[Records]
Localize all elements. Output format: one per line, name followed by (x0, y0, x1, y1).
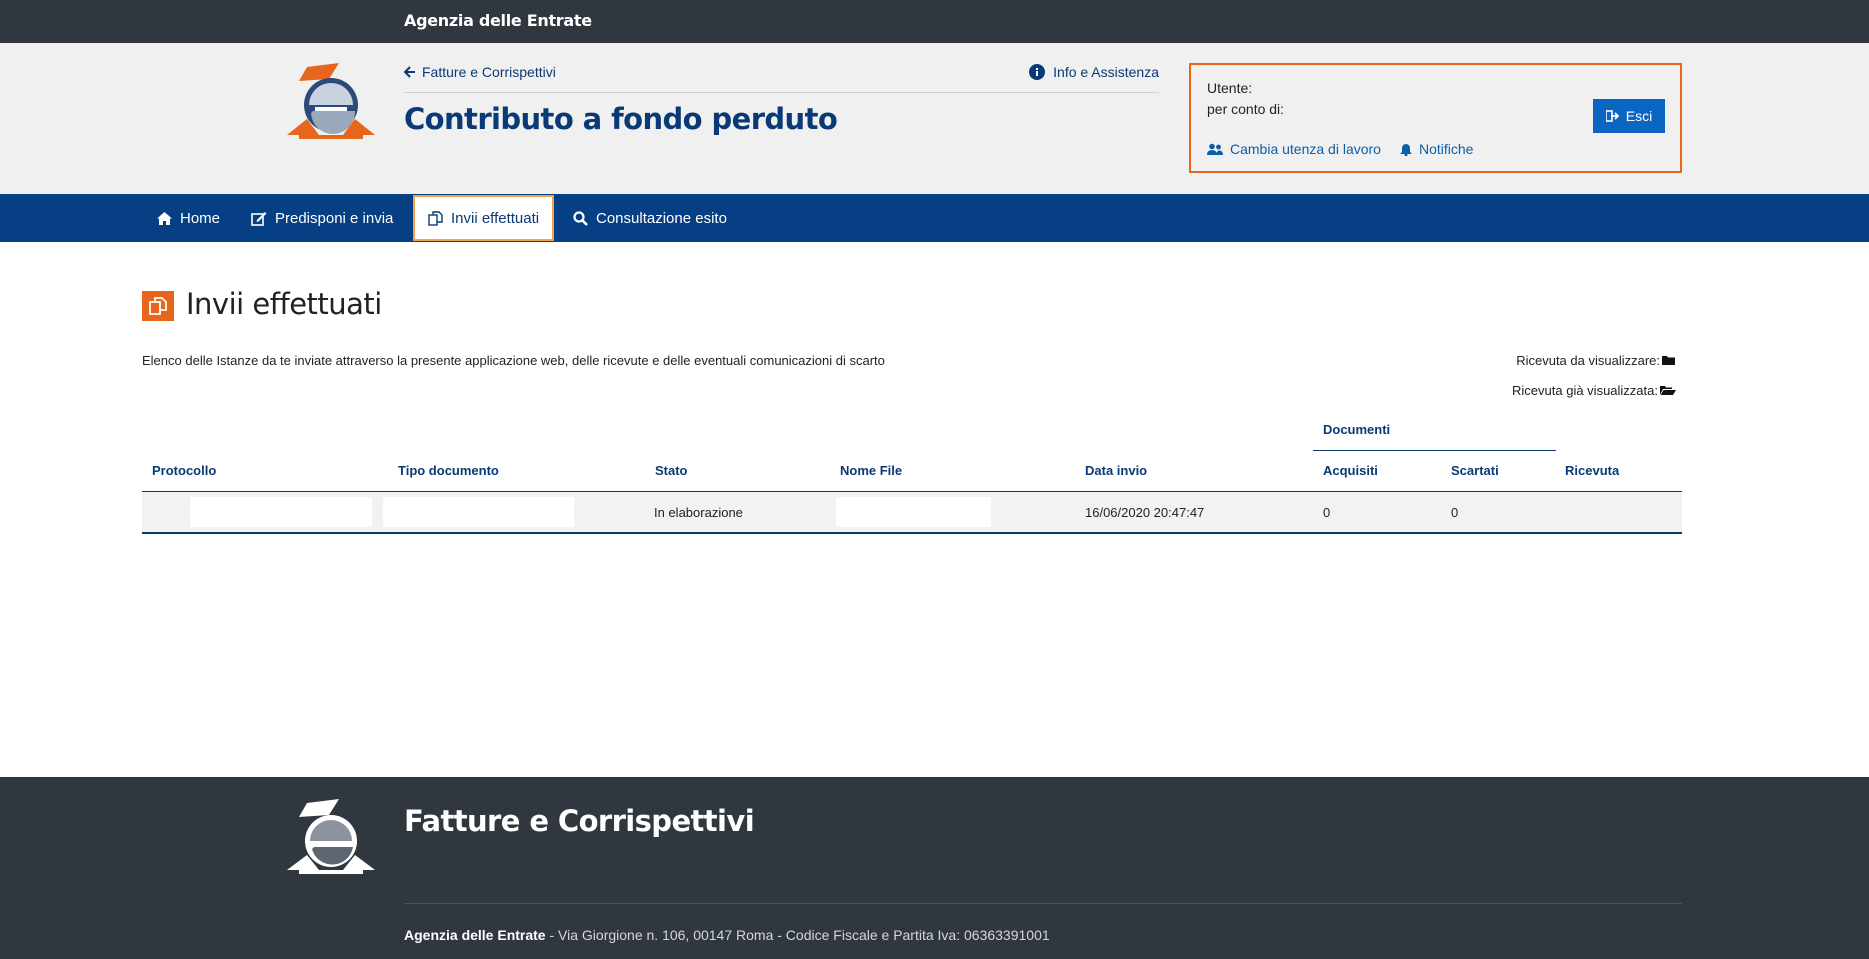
agency-brand: Agenzia delle Entrate (404, 11, 592, 30)
header-divider (404, 92, 1159, 93)
footer-address: Agenzia delle Entrate - Via Giorgione n.… (404, 927, 1050, 943)
notifications-label: Notifiche (1419, 141, 1474, 157)
column-header-ricevuta[interactable]: Ricevuta (1565, 463, 1619, 478)
nav-invii-label: Invii effettuati (451, 209, 540, 227)
documenti-divider (1313, 450, 1556, 451)
column-group-documenti: Documenti (1323, 422, 1391, 437)
redacted-nome-file (836, 497, 991, 527)
logout-label: Esci (1625, 108, 1653, 124)
bell-icon (1400, 143, 1412, 156)
section-description: Elenco delle Istanze da te inviate attra… (142, 353, 885, 368)
legend-to-view-label: Ricevuta da visualizzare: (1516, 353, 1660, 368)
nav-consultazione-label: Consultazione esito (596, 209, 727, 227)
column-header-protocollo[interactable]: Protocollo (152, 463, 216, 478)
sign-out-icon (1605, 110, 1619, 122)
copy-icon (428, 210, 443, 226)
nav-home-label: Home (180, 209, 221, 227)
footer-title: Fatture e Corrispettivi (404, 804, 755, 838)
user-panel: Utente: per conto di: Esci Cambia utenza… (1189, 63, 1682, 173)
column-header-acquisiti[interactable]: Acquisiti (1323, 463, 1378, 478)
footer-divider (404, 903, 1682, 904)
search-icon (573, 210, 588, 226)
column-header-nome-file[interactable]: Nome File (840, 463, 902, 478)
change-user-link[interactable]: Cambia utenza di lavoro (1207, 141, 1381, 157)
nav-item-home[interactable]: Home (144, 194, 233, 242)
logout-button[interactable]: Esci (1593, 99, 1665, 133)
cell-scartati: 0 (1451, 505, 1459, 520)
table-bottom-divider (142, 532, 1682, 534)
cell-data-invio: 16/06/2020 20:47:47 (1085, 505, 1205, 520)
edit-icon (251, 211, 267, 226)
back-link[interactable]: Fatture e Corrispettivi (404, 64, 556, 80)
cell-stato: In elaborazione (654, 505, 743, 520)
legend-viewed-label: Ricevuta già visualizzata: (1512, 383, 1658, 398)
arrow-left-icon (404, 66, 415, 78)
top-bar: Agenzia delle Entrate (0, 0, 1869, 43)
cell-acquisiti: 0 (1323, 505, 1331, 520)
legend-viewed: Ricevuta già visualizzata: (1512, 383, 1676, 398)
nav-item-consultazione[interactable]: Consultazione esito (560, 194, 740, 242)
main-nav: Home Predisponi e invia Invii effettuati… (0, 194, 1869, 242)
nav-predisponi-label: Predisponi e invia (275, 209, 394, 227)
legend-to-view: Ricevuta da visualizzare: (1516, 353, 1676, 368)
page-title: Contributo a fondo perduto (404, 102, 838, 136)
utente-label: Utente: (1207, 80, 1253, 96)
redacted-protocollo (190, 497, 372, 527)
nav-item-invii-effettuati[interactable]: Invii effettuati (413, 195, 555, 241)
folder-icon (1662, 356, 1675, 365)
info-assistance-link[interactable]: Info e Assistenza (1029, 64, 1159, 80)
users-icon (1207, 143, 1223, 155)
change-user-label: Cambia utenza di lavoro (1230, 141, 1381, 157)
per-conto-label: per conto di: (1207, 101, 1285, 117)
section-title: Invii effettuati (186, 287, 382, 321)
footer-agency: Agenzia delle Entrate (404, 927, 546, 943)
footer-address-text: - Via Giorgione n. 106, 00147 Roma - Cod… (545, 927, 1050, 943)
column-header-scartati[interactable]: Scartati (1451, 463, 1499, 478)
nav-item-predisponi[interactable]: Predisponi e invia (238, 194, 406, 242)
info-link-label: Info e Assistenza (1053, 64, 1159, 80)
column-header-stato[interactable]: Stato (655, 463, 688, 478)
agency-logo-footer (287, 799, 375, 874)
agency-logo[interactable] (285, 59, 377, 141)
notifications-link[interactable]: Notifiche (1400, 141, 1473, 157)
copy-icon (142, 291, 174, 321)
info-icon (1029, 64, 1046, 80)
back-link-label: Fatture e Corrispettivi (422, 64, 556, 80)
folder-open-icon (1660, 386, 1676, 395)
redacted-tipo-documento (383, 497, 574, 527)
home-icon (157, 211, 172, 225)
column-header-data-invio[interactable]: Data invio (1085, 463, 1147, 478)
column-header-tipo-documento[interactable]: Tipo documento (398, 463, 499, 478)
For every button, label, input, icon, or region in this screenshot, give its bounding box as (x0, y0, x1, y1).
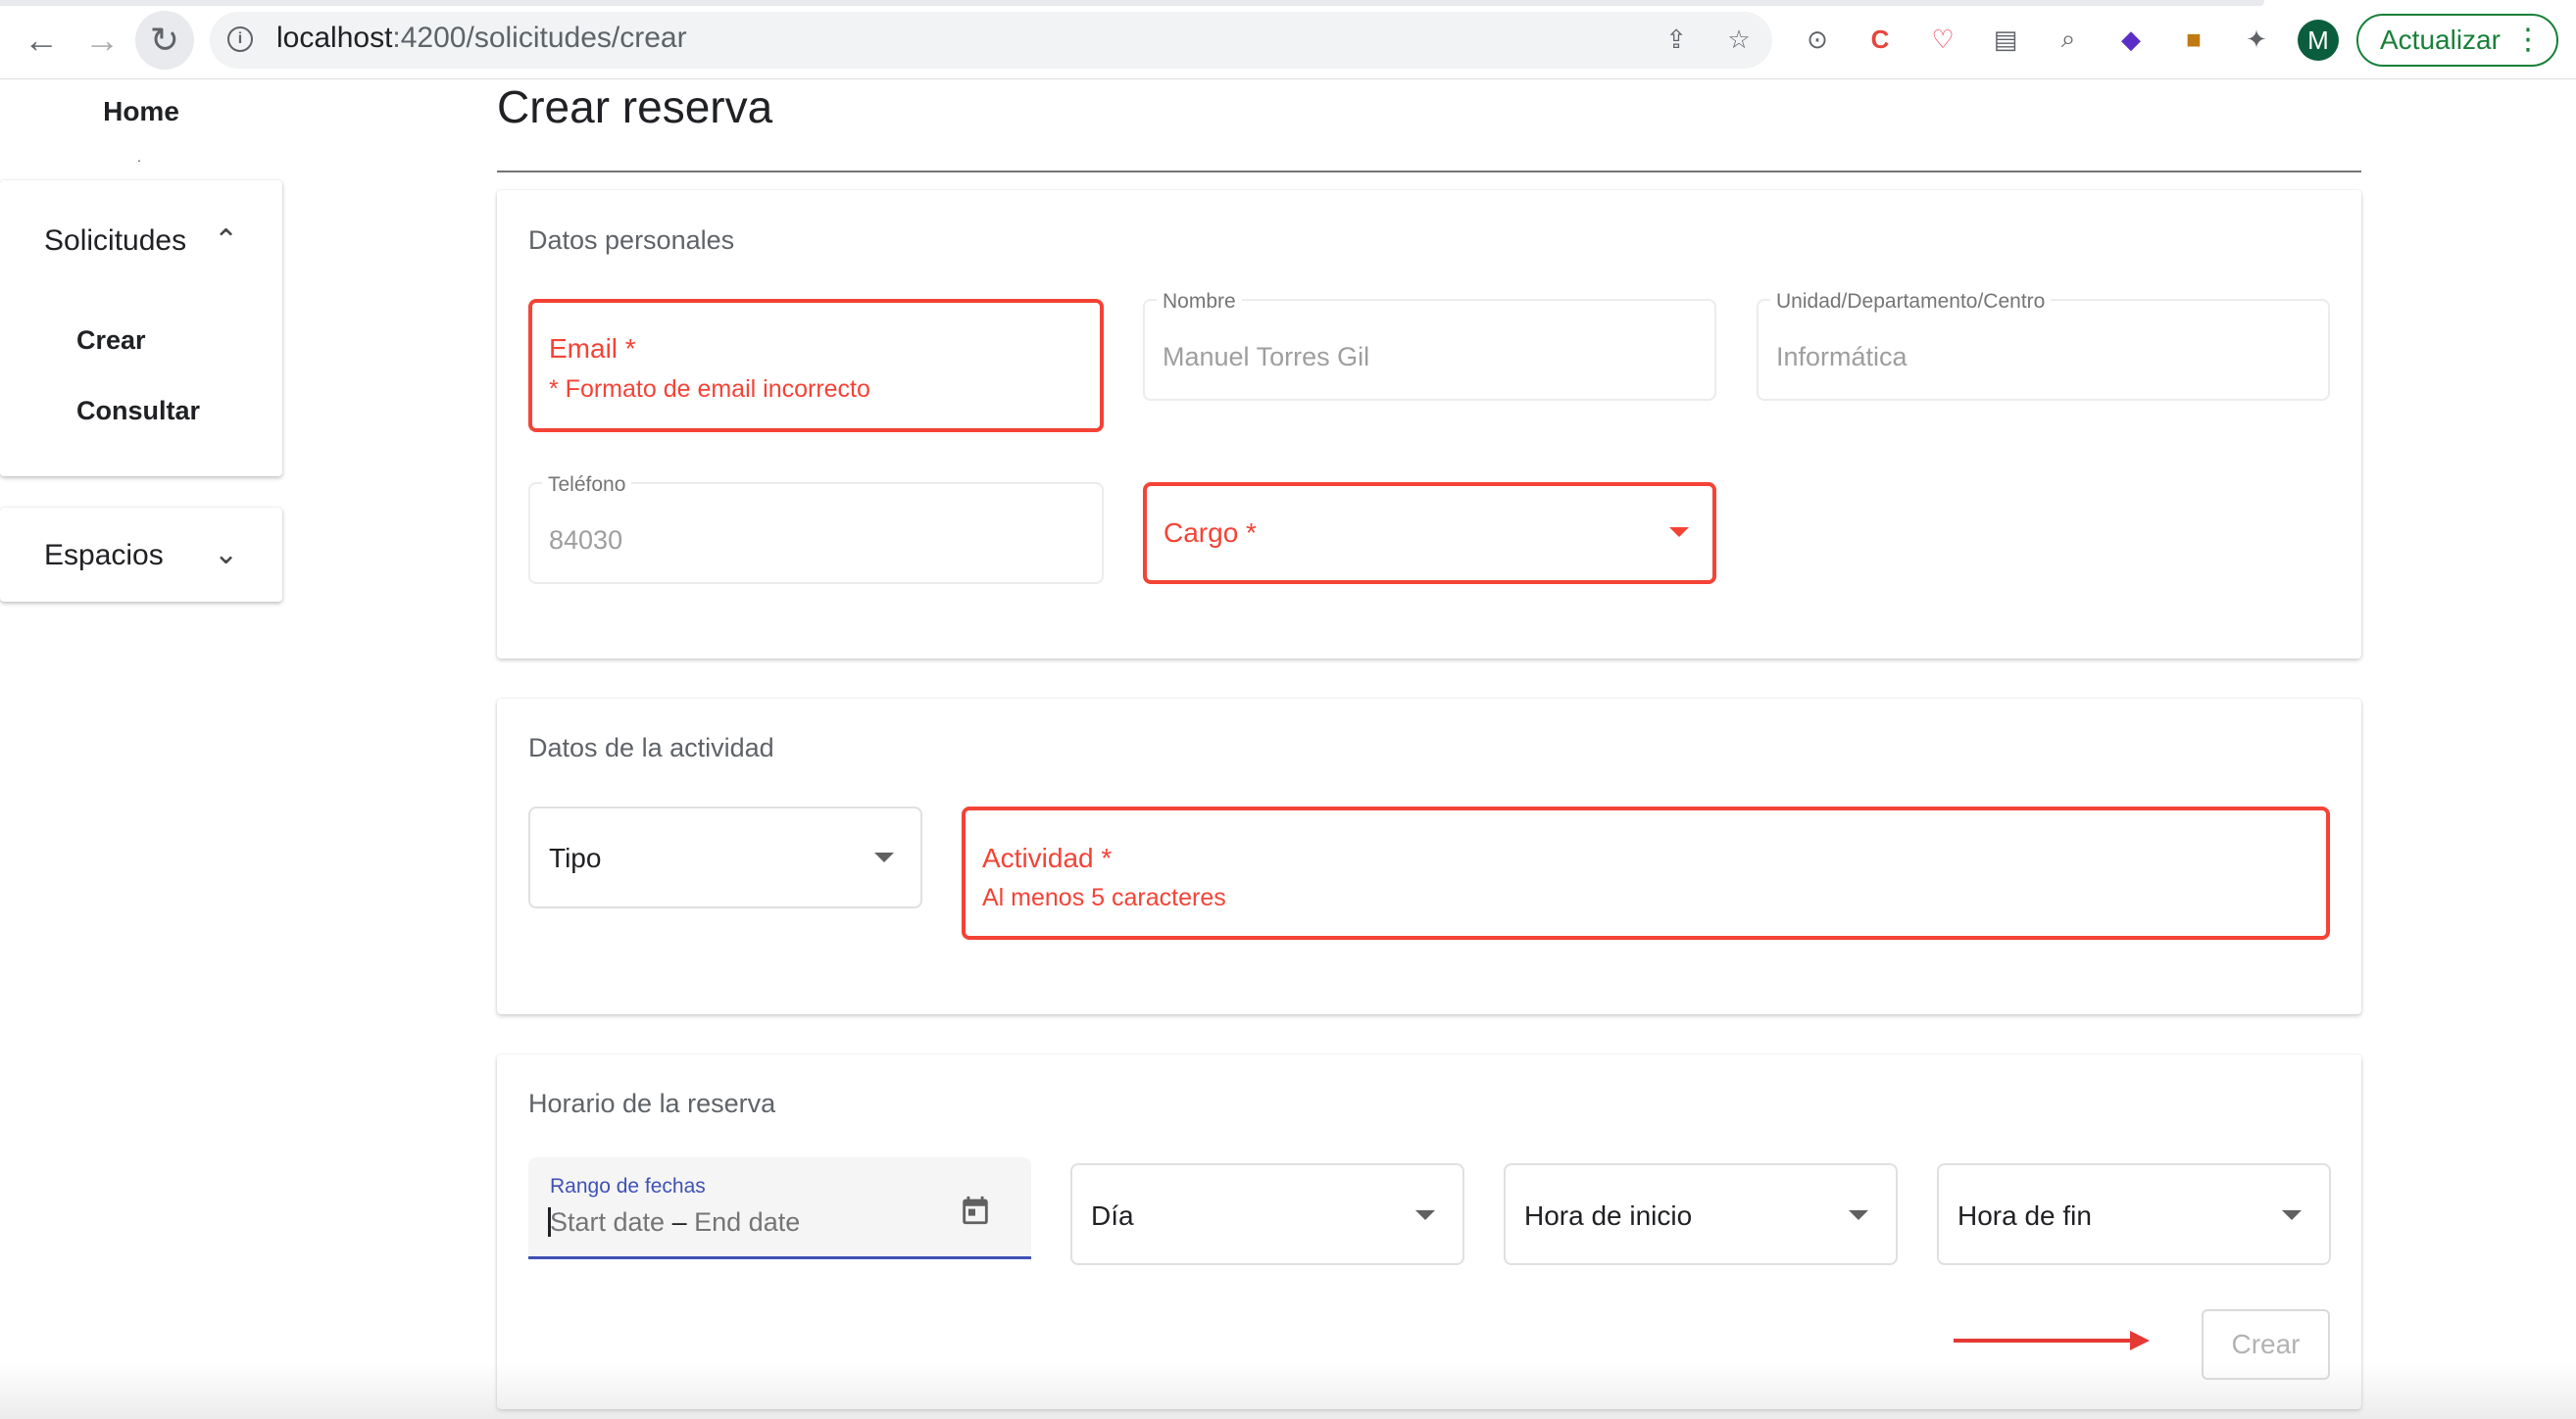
nombre-label: Nombre (1157, 290, 1242, 314)
date-range-separator: – (671, 1207, 687, 1237)
telefono-label: Teléfono (542, 473, 632, 497)
extensions-puzzle-icon[interactable]: ✦ (2239, 22, 2274, 57)
extension-code-icon[interactable]: ⊙ (1800, 22, 1835, 57)
extension-c-icon[interactable]: C (1862, 22, 1898, 57)
sidebar-item-consultar[interactable]: Consultar (76, 396, 200, 426)
hora-fin-dropdown-arrow-icon (2282, 1210, 2302, 1220)
calendar-icon[interactable] (959, 1194, 992, 1227)
extension-camel-icon[interactable]: ■ (2176, 22, 2211, 57)
bookmark-star-icon[interactable]: ☆ (1721, 22, 1757, 57)
update-label: Actualizar (2380, 24, 2501, 55)
reload-button[interactable]: ↻ (135, 11, 194, 70)
sidebar-solicitudes-title[interactable]: Solicitudes (44, 224, 186, 258)
tab-strip (0, 0, 2264, 6)
sidebar-dot: . (137, 149, 141, 165)
unidad-label: Unidad/Departamento/Centro (1770, 290, 2052, 314)
annotation-arrow-icon (2130, 1331, 2150, 1350)
forward-button[interactable]: → (73, 11, 131, 70)
bottom-shadow (0, 1362, 2576, 1419)
actividad-field[interactable] (962, 807, 2330, 940)
cargo-dropdown-arrow-icon (1669, 527, 1689, 537)
sidebar-item-crear[interactable]: Crear (76, 325, 146, 356)
share-icon[interactable]: ⇪ (1659, 22, 1694, 57)
url-host: localhost (276, 22, 393, 54)
annotation-arrow-line (1954, 1339, 2130, 1343)
tipo-dropdown-arrow-icon (874, 853, 894, 862)
schedule-section-title: Horario de la reserva (528, 1089, 776, 1118)
hora-inicio-dropdown-arrow-icon (1849, 1210, 1868, 1220)
dia-dropdown-arrow-icon (1415, 1210, 1435, 1220)
update-button[interactable]: Actualizar ⋮ (2356, 14, 2558, 67)
profile-avatar[interactable]: M (2298, 20, 2339, 61)
email-field[interactable] (528, 299, 1104, 432)
hora-inicio-label: Hora de inicio (1524, 1200, 1693, 1231)
avatar-letter: M (2307, 24, 2329, 55)
url-path: :4200/solicitudes/crear (392, 22, 687, 54)
start-date-input[interactable]: Start date (550, 1207, 665, 1237)
site-info-icon[interactable]: i (227, 26, 253, 52)
url-text[interactable]: localhost:4200/solicitudes/crear (276, 22, 687, 55)
nombre-value: Manuel Torres Gil (1163, 342, 1370, 371)
more-menu-icon[interactable]: ⋮ (2513, 24, 2543, 57)
chevron-down-icon[interactable]: ⌄ (214, 537, 238, 571)
actividad-label: Actividad * (982, 843, 1113, 873)
title-divider (497, 171, 2361, 172)
reload-icon: ↻ (149, 20, 180, 60)
back-button[interactable]: ← (12, 11, 71, 70)
email-label: Email * (549, 333, 636, 364)
extension-diamond-icon[interactable]: ◆ (2113, 22, 2149, 57)
chevron-up-icon[interactable]: ⌃ (214, 223, 238, 258)
pocket-icon[interactable]: ♡ (1925, 22, 1960, 57)
extension-panel-icon[interactable]: ▤ (1988, 22, 2023, 57)
end-date-input[interactable]: End date (694, 1207, 800, 1237)
activity-section-title: Datos de la actividad (528, 733, 774, 762)
extension-search-icon[interactable]: ⌕ (2051, 22, 2086, 57)
tipo-label: Tipo (549, 843, 602, 873)
personal-section-title: Datos personales (528, 225, 735, 255)
forward-arrow-icon: → (84, 20, 120, 60)
sidebar-espacios-title[interactable]: Espacios (44, 539, 164, 572)
date-range-values: Start date – End date (550, 1207, 800, 1238)
email-error: * Formato de email incorrecto (549, 375, 870, 403)
sidebar-home-link[interactable]: Home (59, 96, 223, 127)
cargo-label: Cargo * (1164, 517, 1257, 548)
hora-fin-label: Hora de fin (1957, 1200, 2092, 1231)
unidad-value: Informática (1776, 342, 1907, 371)
page-title: Crear reserva (497, 81, 773, 132)
dia-label: Día (1091, 1200, 1134, 1231)
actividad-error: Al menos 5 caracteres (982, 884, 1226, 911)
back-arrow-icon: ← (24, 20, 59, 60)
telefono-value: 84030 (549, 525, 623, 555)
date-range-label: Rango de fechas (550, 1175, 706, 1198)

▶ _Written instruction_:
Rewrite the stretch of the data from the line containing "nombre-label: Nombre (1157, 290, 1242, 314)" through the line containing "sidebar-dot: . (137, 149, 141, 165)", replacing "Actualizar" with "Refrescar" and keeping everything else the same.

▶ _The solution_:
nombre-label: Nombre (1157, 290, 1242, 314)
date-range-separator: – (671, 1207, 687, 1237)
telefono-label: Teléfono (542, 473, 632, 497)
extensions-puzzle-icon[interactable]: ✦ (2239, 22, 2274, 57)
extension-code-icon[interactable]: ⊙ (1800, 22, 1835, 57)
extension-c-icon[interactable]: C (1862, 22, 1898, 57)
sidebar-item-consultar[interactable]: Consultar (76, 396, 200, 426)
hora-fin-dropdown-arrow-icon (2282, 1210, 2302, 1220)
calendar-icon[interactable] (959, 1194, 992, 1227)
extension-camel-icon[interactable]: ■ (2176, 22, 2211, 57)
bookmark-star-icon[interactable]: ☆ (1721, 22, 1757, 57)
update-label: Refrescar (2380, 24, 2501, 55)
reload-button[interactable]: ↻ (135, 11, 194, 70)
sidebar-solicitudes-title[interactable]: Solicitudes (44, 224, 186, 258)
tab-strip (0, 0, 2264, 6)
sidebar-dot: . (137, 149, 141, 165)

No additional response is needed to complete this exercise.